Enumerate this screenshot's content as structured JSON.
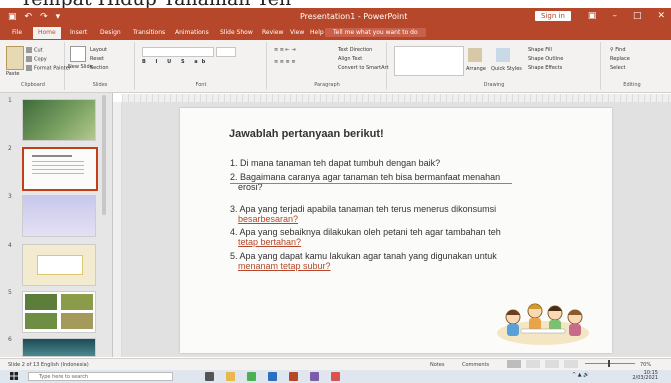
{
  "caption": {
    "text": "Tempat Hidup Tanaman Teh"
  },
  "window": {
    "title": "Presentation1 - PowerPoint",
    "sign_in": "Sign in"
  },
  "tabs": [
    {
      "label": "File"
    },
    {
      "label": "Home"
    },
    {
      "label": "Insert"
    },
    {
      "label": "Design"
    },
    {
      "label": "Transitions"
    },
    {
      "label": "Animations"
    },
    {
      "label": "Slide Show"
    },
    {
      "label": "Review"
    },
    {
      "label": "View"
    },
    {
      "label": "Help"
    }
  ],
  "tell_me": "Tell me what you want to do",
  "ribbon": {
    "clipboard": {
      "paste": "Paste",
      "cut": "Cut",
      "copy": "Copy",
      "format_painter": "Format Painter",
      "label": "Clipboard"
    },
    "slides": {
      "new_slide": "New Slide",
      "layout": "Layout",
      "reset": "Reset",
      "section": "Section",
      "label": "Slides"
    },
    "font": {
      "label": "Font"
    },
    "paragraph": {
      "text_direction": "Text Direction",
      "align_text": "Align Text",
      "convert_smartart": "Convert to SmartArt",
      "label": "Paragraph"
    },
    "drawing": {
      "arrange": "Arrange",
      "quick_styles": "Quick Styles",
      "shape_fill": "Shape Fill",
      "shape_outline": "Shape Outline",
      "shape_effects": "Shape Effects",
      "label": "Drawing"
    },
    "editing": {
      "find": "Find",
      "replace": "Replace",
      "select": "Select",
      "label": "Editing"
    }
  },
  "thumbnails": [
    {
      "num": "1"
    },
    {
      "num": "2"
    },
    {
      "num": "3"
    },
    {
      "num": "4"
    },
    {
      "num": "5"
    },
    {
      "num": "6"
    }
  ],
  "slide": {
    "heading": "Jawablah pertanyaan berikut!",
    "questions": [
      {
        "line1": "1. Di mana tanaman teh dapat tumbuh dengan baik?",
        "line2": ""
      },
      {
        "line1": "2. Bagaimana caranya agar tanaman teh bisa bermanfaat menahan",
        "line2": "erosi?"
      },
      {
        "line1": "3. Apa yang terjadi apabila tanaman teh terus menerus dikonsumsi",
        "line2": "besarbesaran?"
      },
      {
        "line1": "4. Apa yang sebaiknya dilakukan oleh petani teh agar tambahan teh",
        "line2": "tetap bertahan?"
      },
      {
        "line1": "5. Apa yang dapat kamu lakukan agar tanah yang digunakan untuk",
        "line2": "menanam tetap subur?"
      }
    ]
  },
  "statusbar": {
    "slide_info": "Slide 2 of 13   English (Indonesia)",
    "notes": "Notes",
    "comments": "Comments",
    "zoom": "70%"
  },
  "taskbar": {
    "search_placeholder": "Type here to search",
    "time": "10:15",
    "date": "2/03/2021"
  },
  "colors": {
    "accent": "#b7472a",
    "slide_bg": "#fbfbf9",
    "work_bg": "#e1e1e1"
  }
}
+---+
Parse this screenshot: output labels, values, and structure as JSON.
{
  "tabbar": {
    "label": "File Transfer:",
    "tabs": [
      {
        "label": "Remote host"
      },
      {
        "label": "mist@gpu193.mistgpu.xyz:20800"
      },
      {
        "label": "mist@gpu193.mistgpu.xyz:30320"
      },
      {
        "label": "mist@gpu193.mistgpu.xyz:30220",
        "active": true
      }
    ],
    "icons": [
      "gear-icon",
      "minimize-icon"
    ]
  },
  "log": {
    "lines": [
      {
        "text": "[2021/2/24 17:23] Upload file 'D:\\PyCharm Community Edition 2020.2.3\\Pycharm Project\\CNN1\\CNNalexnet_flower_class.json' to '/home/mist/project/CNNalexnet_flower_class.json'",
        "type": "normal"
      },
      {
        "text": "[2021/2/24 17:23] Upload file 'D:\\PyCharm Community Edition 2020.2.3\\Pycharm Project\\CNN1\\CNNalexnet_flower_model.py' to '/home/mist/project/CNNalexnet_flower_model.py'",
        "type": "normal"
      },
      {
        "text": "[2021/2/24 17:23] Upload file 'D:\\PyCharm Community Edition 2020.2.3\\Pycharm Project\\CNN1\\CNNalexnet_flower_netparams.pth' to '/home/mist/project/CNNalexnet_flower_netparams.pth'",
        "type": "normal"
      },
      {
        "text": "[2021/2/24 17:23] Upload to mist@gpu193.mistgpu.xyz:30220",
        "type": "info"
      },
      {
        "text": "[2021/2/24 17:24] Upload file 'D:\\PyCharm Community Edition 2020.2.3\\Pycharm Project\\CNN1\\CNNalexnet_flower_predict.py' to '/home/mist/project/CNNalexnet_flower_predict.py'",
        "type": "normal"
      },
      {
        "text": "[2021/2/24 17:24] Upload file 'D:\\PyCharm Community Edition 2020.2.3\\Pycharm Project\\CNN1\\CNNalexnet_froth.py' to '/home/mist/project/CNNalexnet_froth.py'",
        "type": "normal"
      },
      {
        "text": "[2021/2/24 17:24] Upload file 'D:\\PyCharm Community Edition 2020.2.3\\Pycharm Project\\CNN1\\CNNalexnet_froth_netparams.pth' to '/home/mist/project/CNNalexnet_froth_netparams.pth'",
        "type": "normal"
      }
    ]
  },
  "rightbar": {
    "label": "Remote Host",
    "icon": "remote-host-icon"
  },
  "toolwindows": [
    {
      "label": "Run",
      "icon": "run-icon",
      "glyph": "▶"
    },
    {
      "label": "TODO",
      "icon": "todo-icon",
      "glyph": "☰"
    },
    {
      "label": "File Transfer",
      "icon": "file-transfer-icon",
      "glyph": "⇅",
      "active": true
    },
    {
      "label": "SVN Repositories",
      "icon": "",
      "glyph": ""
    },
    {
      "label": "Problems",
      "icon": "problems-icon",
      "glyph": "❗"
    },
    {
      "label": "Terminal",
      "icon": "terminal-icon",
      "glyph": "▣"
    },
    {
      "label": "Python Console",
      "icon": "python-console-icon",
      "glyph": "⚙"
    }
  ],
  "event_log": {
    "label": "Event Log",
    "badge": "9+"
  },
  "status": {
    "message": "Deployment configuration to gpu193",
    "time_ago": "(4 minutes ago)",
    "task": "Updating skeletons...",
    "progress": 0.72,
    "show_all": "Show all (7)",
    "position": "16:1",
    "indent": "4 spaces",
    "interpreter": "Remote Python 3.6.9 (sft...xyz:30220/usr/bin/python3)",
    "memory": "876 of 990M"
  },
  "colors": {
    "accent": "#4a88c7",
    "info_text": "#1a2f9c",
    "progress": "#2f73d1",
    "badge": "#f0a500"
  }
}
+---+
■ **STATED EXERCISE**
Tally the lines of the material above that contain the word "Community" and report the total alone.

■ **OUTPUT OF THE TASK**
6